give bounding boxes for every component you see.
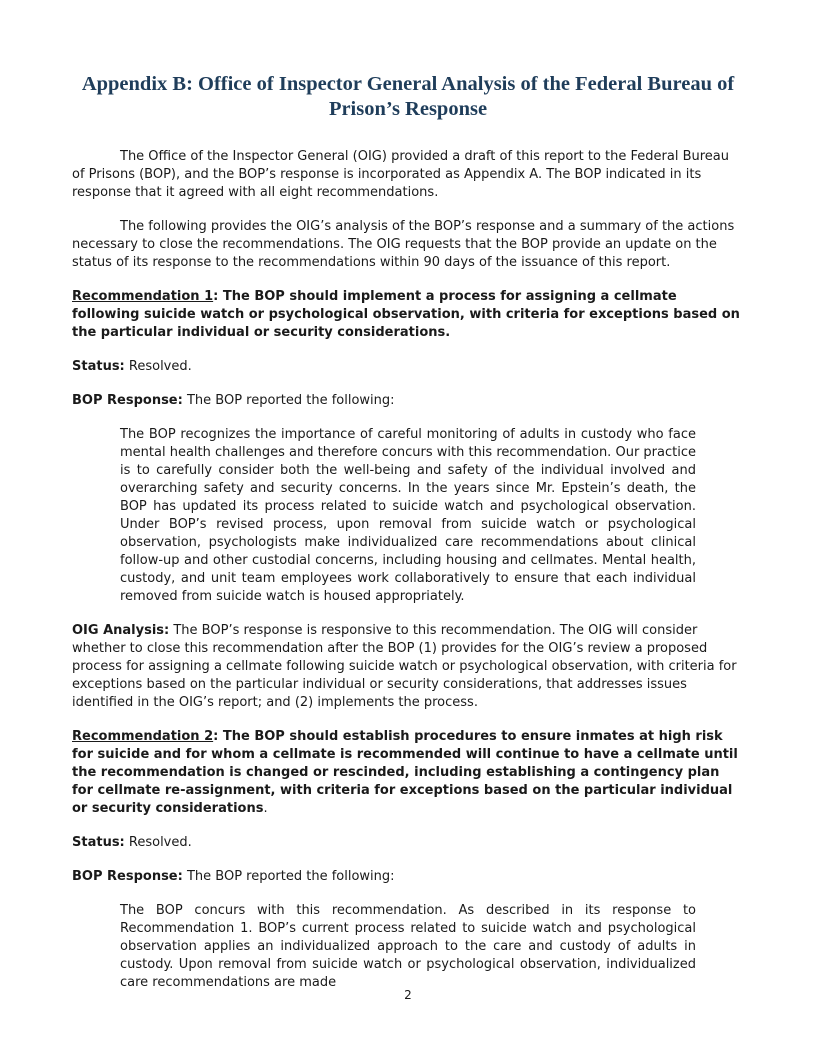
document-page [72,72,744,1008]
recommendation-1-text: : The BOP should implement a process for assigning a cellmate following suicide watch or psychological observation, with criteria for exceptions based on the particular individual or security considerations. [72,289,740,340]
recommendation-1-status [72,358,744,376]
recommendation-1-label: Recommendation 1 [72,289,214,304]
status-value: Resolved. [124,359,192,374]
recommendation-2-bop-quote: The BOP concurs with this recommendation. As described in its response to Recommendation 1. BOP’s current process related to suicide watch and psychological observation applies an individualized approach to the care and custody of adults in custody. Upon removal from suicide watch or psychological observation, individualized care recommendations are made [120,903,696,990]
recommendation-1-heading [72,288,744,342]
intro-paragraph-2: The following provides the OIG’s analysis of the BOP’s response and a summary of the actions necessary to close the recommendations. The OIG requests that the BOP provide an update on the status of its response to the recommendations within 90 days of the issuance of this report. [72,219,735,270]
page-title: Appendix B: Office of Inspector General Analysis of the Federal Bureau of Prison’s Response [81,73,735,120]
bop-response-label: BOP Response: [72,869,183,884]
recommendation-1-bop-response [72,392,744,410]
recommendation-2-heading [72,728,744,818]
page-number: 2 [404,988,412,1002]
bop-response-text: The BOP reported the following: [182,869,395,884]
bop-response-label: BOP Response: [72,393,183,408]
oig-analysis-label: OIG Analysis: [72,623,170,638]
status-value: Resolved. [124,835,192,850]
recommendation-1-bop-quote: The BOP recognizes the importance of careful monitoring of adults in custody who face mental health challenges and therefore concurs with this recommendation. Our practice is to carefully consider both the well-being and safety of the individual involved and overarching safety and security concerns. In the years since Mr. Epstein’s death, the BOP has updated its process related to suicide watch and psychological observation. Under BOP’s revised process, upon removal from suicide watch or psychological observation, psychologists make individualized care recommendations about clinical follow-up and other custodial concerns, including housing and cellmates. Mental health, custody, and unit team employees work collaboratively to ensure that each individual removed from suicide watch is housed appropriately. [120,427,696,604]
recommendation-1-oig-analysis [72,622,744,712]
intro-paragraph-1: The Office of the Inspector General (OIG) provided a draft of this report to the Federal Bureau of Prisons (BOP), and the BOP’s response is incorporated as Appendix A. The BOP indicated in its response that it agreed with all eight recommendations. [72,149,730,200]
bop-response-text: The BOP reported the following: [182,393,395,408]
recommendation-2-bop-response [72,868,744,886]
oig-analysis-text: The BOP’s response is responsive to this recommendation. The OIG will consider whether to close this recommendation after the BOP (1) provides for the OIG’s review a proposed process for assigning a cellmate following suicide watch or psychological observation, with criteria for exceptions based on the particular individual or security considerations, that addresses issues identified in the OIG’s report; and (2) implements the process. [72,623,737,710]
status-label: Status: [72,835,125,850]
status-label: Status: [72,359,125,374]
recommendation-2-label: Recommendation 2 [72,729,214,744]
recommendation-2-text: : The BOP should establish procedures to ensure inmates at high risk for suicide and for whom a cellmate is recommended will continue to have a cellmate until the recommendation is changed or rescinded, including establishing a contingency plan for cellmate re-assignment, with criteria for exceptions based on the particular individual or security considerations [72,729,738,816]
recommendation-2-status [72,834,744,852]
recommendation-2-period: . [263,801,268,816]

* [REQUEST]
Can you reproduce the material above word for word, keeping every line except the picture placeholder?

* [SOLUTION TO THIS TASK]
give bounding boxes for every component you see.
document-page [72,72,744,1008]
recommendation-1-text: : The BOP should implement a process for assigning a cellmate following suicide watch or psychological observation, with criteria for exceptions based on the particular individual or security considerations. [72,289,740,340]
recommendation-1-status [72,358,744,376]
recommendation-1-label: Recommendation 1 [72,289,214,304]
status-value: Resolved. [124,359,192,374]
recommendation-2-bop-quote: The BOP concurs with this recommendation. As described in its response to Recommendation 1. BOP’s current process related to suicide watch and psychological observation applies an individualized approach to the care and custody of adults in custody. Upon removal from suicide watch or psychological observation, individualized care recommendations are made [120,903,696,990]
recommendation-1-heading [72,288,744,342]
intro-paragraph-2: The following provides the OIG’s analysis of the BOP’s response and a summary of the actions necessary to close the recommendations. The OIG requests that the BOP provide an update on the status of its response to the recommendations within 90 days of the issuance of this report. [72,219,735,270]
page-title: Appendix B: Office of Inspector General Analysis of the Federal Bureau of Prison’s Response [81,73,735,120]
bop-response-label: BOP Response: [72,869,183,884]
recommendation-1-bop-response [72,392,744,410]
recommendation-2-heading [72,728,744,818]
page-number: 2 [404,988,412,1002]
bop-response-text: The BOP reported the following: [182,869,395,884]
bop-response-label: BOP Response: [72,393,183,408]
oig-analysis-label: OIG Analysis: [72,623,170,638]
status-value: Resolved. [124,835,192,850]
recommendation-1-bop-quote: The BOP recognizes the importance of careful monitoring of adults in custody who face mental health challenges and therefore concurs with this recommendation. Our practice is to carefully consider both the well-being and safety of the individual involved and overarching safety and security concerns. In the years since Mr. Epstein’s death, the BOP has updated its process related to suicide watch and psychological observation. Under BOP’s revised process, upon removal from suicide watch or psychological observation, psychologists make individualized care recommendations about clinical follow-up and other custodial concerns, including housing and cellmates. Mental health, custody, and unit team employees work collaboratively to ensure that each individual removed from suicide watch is housed appropriately. [120,427,696,604]
recommendation-1-oig-analysis [72,622,744,712]
intro-paragraph-1: The Office of the Inspector General (OIG) provided a draft of this report to the Federal Bureau of Prisons (BOP), and the BOP’s response is incorporated as Appendix A. The BOP indicated in its response that it agreed with all eight recommendations. [72,149,730,200]
bop-response-text: The BOP reported the following: [182,393,395,408]
recommendation-2-bop-response [72,868,744,886]
oig-analysis-text: The BOP’s response is responsive to this recommendation. The OIG will consider whether to close this recommendation after the BOP (1) provides for the OIG’s review a proposed process for assigning a cellmate following suicide watch or psychological observation, with criteria for exceptions based on the particular individual or security considerations, that addresses issues identified in the OIG’s report; and (2) implements the process. [72,623,737,710]
status-label: Status: [72,835,125,850]
status-label: Status: [72,359,125,374]
recommendation-2-label: Recommendation 2 [72,729,214,744]
recommendation-2-text: : The BOP should establish procedures to ensure inmates at high risk for suicide and for whom a cellmate is recommended will continue to have a cellmate until the recommendation is changed or rescinded, including establishing a contingency plan for cellmate re-assignment, with criteria for exceptions based on the particular individual or security considerations [72,729,738,816]
recommendation-2-status [72,834,744,852]
recommendation-2-period: . [263,801,268,816]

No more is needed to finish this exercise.